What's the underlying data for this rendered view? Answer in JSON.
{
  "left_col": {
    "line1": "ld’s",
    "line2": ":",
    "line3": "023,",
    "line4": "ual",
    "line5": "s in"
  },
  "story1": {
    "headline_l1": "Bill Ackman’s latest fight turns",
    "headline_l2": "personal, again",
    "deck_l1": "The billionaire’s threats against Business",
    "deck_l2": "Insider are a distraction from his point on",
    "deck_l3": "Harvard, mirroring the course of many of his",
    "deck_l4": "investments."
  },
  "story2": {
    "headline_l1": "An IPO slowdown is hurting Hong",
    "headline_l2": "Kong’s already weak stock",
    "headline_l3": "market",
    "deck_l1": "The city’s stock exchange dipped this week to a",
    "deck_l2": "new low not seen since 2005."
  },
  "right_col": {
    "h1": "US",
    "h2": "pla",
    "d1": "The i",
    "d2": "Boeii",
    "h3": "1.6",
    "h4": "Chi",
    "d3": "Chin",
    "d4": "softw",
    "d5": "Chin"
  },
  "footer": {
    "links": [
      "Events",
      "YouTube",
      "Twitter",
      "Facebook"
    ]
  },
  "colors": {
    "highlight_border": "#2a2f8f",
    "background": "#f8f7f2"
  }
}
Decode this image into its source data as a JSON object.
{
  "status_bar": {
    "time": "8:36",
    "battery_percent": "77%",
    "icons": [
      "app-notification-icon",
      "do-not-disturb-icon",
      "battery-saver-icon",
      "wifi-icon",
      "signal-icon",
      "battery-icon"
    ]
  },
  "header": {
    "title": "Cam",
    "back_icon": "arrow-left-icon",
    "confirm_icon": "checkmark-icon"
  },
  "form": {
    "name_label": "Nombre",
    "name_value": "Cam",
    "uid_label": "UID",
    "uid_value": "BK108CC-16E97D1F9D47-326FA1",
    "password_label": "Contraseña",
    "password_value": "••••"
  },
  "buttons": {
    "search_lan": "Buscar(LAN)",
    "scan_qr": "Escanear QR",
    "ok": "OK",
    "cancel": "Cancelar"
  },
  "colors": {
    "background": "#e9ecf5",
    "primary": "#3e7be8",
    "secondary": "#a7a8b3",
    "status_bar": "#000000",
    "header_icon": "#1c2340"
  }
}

----------

#### [What is asked]
Repeat the data in its entirety, character for character.

#### [Final answer]
What's the underlying data for this rendered view? Answer in JSON.
{
  "left_col": {
    "line1": "ld’s",
    "line2": ":",
    "line3": "023,",
    "line4": "ual",
    "line5": "s in"
  },
  "story1": {
    "headline_l1": "Bill Ackman’s latest fight turns",
    "headline_l2": "personal, again",
    "deck_l1": "The billionaire’s threats against Business",
    "deck_l2": "Insider are a distraction from his point on",
    "deck_l3": "Harvard, mirroring the course of many of his",
    "deck_l4": "investments."
  },
  "story2": {
    "headline_l1": "An IPO slowdown is hurting Hong",
    "headline_l2": "Kong’s already weak stock",
    "headline_l3": "market",
    "deck_l1": "The city’s stock exchange dipped this week to a",
    "deck_l2": "new low not seen since 2005."
  },
  "right_col": {
    "h1": "US",
    "h2": "pla",
    "d1": "The i",
    "d2": "Boeii",
    "h3": "1.6",
    "h4": "Chi",
    "d3": "Chin",
    "d4": "softw",
    "d5": "Chin"
  },
  "footer": {
    "links": [
      "Events",
      "YouTube",
      "Twitter",
      "Facebook"
    ]
  },
  "colors": {
    "highlight_border": "#2a2f8f",
    "background": "#f8f7f2"
  }
}
Decode this image into its source data as a JSON object.
{
  "status_bar": {
    "time": "8:36",
    "battery_percent": "77%",
    "icons": [
      "app-notification-icon",
      "do-not-disturb-icon",
      "battery-saver-icon",
      "wifi-icon",
      "signal-icon",
      "battery-icon"
    ]
  },
  "header": {
    "title": "Cam",
    "back_icon": "arrow-left-icon",
    "confirm_icon": "checkmark-icon"
  },
  "form": {
    "name_label": "Nombre",
    "name_value": "Cam",
    "uid_label": "UID",
    "uid_value": "BK108CC-16E97D1F9D47-326FA1",
    "password_label": "Contraseña",
    "password_value": "••••"
  },
  "buttons": {
    "search_lan": "Buscar(LAN)",
    "scan_qr": "Escanear QR",
    "ok": "OK",
    "cancel": "Cancelar"
  },
  "colors": {
    "background": "#e9ecf5",
    "primary": "#3e7be8",
    "secondary": "#a7a8b3",
    "status_bar": "#000000",
    "header_icon": "#1c2340"
  }
}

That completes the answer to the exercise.